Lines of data
'''

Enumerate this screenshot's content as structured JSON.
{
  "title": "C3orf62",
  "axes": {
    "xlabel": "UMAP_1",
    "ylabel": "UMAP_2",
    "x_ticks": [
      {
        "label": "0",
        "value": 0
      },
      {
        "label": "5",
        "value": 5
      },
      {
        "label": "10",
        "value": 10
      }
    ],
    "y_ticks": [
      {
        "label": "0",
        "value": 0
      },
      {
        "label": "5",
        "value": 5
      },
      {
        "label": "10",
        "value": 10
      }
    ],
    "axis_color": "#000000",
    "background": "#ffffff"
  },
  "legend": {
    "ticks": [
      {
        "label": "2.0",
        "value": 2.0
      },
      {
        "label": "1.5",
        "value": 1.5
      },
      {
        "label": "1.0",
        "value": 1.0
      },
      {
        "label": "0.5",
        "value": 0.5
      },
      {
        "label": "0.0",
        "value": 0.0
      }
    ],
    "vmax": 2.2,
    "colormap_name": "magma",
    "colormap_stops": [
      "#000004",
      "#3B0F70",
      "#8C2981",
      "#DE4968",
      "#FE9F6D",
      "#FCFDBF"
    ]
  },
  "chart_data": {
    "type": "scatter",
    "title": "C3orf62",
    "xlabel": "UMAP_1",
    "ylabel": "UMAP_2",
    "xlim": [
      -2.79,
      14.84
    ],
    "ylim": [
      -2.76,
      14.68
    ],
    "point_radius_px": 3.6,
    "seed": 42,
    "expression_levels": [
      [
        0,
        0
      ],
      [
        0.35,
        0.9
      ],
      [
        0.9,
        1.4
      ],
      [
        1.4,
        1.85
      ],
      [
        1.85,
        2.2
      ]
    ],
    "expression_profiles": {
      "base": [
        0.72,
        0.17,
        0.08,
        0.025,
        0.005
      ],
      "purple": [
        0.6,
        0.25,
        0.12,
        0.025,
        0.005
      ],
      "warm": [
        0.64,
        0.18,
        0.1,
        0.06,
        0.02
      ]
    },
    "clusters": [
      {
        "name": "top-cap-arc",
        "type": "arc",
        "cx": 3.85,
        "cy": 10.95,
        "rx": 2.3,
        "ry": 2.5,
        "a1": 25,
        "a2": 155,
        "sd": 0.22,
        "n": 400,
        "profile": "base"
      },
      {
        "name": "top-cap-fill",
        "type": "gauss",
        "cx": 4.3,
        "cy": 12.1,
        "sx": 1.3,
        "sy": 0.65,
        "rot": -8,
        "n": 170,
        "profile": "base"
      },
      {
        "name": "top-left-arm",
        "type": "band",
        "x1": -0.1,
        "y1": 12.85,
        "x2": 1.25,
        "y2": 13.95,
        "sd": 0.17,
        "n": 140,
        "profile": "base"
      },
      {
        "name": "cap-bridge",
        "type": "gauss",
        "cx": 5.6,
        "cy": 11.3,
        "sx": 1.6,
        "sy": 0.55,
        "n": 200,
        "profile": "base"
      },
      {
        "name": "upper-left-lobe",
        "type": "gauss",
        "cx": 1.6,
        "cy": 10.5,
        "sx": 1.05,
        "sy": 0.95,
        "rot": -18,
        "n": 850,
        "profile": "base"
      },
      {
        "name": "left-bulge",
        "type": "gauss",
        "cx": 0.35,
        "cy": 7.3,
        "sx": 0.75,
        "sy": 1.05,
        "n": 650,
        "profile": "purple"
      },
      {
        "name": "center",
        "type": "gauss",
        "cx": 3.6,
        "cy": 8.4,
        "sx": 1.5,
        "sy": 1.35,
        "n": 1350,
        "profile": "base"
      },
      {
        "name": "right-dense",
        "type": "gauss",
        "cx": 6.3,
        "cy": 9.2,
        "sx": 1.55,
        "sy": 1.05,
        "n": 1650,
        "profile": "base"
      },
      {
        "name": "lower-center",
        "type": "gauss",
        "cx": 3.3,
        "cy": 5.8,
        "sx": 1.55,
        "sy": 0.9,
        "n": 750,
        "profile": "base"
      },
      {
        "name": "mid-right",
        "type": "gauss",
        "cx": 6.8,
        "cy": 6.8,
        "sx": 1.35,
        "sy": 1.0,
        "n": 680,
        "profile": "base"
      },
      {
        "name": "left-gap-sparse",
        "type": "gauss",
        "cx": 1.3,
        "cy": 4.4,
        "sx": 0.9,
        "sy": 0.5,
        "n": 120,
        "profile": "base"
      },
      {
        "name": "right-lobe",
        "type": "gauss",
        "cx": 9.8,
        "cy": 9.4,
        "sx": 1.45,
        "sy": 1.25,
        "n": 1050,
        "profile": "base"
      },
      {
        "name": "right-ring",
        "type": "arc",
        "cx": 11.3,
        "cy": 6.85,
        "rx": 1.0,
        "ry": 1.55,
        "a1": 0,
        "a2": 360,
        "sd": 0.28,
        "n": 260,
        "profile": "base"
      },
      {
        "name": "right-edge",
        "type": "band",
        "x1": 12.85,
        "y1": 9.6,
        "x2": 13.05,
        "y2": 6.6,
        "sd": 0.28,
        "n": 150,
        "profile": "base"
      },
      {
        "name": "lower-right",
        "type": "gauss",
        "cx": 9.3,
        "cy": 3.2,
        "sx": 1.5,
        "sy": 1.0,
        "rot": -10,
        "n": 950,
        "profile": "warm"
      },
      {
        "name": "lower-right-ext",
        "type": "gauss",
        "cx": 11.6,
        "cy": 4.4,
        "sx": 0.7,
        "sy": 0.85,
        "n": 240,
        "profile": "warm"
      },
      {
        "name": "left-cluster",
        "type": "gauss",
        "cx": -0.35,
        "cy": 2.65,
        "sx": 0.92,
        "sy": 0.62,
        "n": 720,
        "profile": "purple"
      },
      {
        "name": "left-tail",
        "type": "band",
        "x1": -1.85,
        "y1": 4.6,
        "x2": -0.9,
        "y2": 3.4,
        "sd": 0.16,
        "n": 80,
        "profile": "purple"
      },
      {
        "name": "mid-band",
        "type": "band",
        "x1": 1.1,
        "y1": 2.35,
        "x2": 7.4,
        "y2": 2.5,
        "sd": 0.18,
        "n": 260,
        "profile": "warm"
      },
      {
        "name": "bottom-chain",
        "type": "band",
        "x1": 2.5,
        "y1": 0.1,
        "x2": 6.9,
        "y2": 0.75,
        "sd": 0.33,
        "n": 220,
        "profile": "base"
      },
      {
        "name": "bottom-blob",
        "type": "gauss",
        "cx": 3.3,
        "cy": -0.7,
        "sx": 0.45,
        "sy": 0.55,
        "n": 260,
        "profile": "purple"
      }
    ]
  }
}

'''

▸ The exercise
Count up every line above that has the word "lobe" in it; answer with the number alone.

▸ Correct output
2